### [Given problem]
Please count the lines in the records below that contain the string "Francisco" and give only that number.

### [Exercise data]
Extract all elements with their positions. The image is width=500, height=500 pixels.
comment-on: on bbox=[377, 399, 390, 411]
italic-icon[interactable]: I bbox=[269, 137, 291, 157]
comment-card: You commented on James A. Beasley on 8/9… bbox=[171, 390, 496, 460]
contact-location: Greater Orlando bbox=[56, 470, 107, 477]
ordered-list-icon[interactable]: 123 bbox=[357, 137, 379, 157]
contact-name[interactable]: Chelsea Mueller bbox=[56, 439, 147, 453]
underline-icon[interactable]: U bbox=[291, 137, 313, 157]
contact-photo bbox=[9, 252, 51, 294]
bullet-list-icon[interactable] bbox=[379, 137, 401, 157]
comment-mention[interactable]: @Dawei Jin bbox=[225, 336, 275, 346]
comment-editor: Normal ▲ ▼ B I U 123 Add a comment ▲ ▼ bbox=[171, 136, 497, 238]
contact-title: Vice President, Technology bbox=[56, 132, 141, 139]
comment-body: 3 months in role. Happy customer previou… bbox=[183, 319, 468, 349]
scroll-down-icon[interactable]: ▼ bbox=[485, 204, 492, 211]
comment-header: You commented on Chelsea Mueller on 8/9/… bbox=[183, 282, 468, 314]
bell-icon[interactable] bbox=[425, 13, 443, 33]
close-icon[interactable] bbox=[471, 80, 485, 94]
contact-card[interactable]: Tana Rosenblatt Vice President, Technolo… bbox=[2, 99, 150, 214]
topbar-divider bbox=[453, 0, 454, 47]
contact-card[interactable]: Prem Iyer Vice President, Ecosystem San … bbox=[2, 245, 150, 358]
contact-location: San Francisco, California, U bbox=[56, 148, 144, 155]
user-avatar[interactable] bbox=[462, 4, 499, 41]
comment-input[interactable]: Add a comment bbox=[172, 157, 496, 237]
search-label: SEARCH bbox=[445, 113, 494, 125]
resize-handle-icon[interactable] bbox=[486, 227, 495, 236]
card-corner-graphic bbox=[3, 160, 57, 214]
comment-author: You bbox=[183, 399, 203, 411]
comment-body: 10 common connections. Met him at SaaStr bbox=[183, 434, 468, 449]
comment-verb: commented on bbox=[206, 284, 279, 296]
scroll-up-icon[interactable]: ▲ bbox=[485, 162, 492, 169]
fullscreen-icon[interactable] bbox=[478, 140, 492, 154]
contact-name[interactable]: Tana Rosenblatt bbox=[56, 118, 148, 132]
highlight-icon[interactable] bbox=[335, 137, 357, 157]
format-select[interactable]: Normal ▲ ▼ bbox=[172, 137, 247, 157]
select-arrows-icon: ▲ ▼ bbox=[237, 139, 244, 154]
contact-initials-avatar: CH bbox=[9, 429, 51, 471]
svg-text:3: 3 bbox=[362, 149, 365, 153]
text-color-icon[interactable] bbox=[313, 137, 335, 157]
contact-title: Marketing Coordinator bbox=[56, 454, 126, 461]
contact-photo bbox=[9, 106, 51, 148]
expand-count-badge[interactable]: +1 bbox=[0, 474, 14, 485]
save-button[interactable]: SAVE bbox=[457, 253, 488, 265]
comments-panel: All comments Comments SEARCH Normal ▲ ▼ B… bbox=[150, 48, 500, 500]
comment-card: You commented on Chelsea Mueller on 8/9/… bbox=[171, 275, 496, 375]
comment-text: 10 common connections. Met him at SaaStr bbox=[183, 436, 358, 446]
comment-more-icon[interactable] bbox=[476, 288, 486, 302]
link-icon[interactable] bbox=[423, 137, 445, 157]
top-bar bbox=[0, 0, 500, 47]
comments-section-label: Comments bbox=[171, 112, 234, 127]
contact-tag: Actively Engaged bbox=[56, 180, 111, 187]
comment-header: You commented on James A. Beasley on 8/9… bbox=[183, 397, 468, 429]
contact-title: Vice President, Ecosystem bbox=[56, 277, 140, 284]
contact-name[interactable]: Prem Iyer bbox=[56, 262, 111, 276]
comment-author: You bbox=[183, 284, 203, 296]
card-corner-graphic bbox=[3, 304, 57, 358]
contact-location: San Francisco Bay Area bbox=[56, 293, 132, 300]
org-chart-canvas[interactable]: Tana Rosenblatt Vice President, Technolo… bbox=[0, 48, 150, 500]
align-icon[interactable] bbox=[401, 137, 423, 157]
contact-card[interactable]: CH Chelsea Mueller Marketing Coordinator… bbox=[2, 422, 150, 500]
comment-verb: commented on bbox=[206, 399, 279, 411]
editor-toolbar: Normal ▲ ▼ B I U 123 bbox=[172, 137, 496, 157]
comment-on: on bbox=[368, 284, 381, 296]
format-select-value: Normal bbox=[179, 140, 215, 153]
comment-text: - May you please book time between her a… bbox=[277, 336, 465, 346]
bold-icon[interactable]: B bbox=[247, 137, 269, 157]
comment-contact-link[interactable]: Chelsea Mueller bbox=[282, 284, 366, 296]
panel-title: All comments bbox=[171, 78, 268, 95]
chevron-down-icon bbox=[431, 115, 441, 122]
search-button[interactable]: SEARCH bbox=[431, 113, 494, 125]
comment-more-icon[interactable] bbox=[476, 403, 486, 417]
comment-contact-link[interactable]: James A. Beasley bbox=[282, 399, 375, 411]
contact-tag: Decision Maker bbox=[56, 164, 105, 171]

### [Result of this task]
2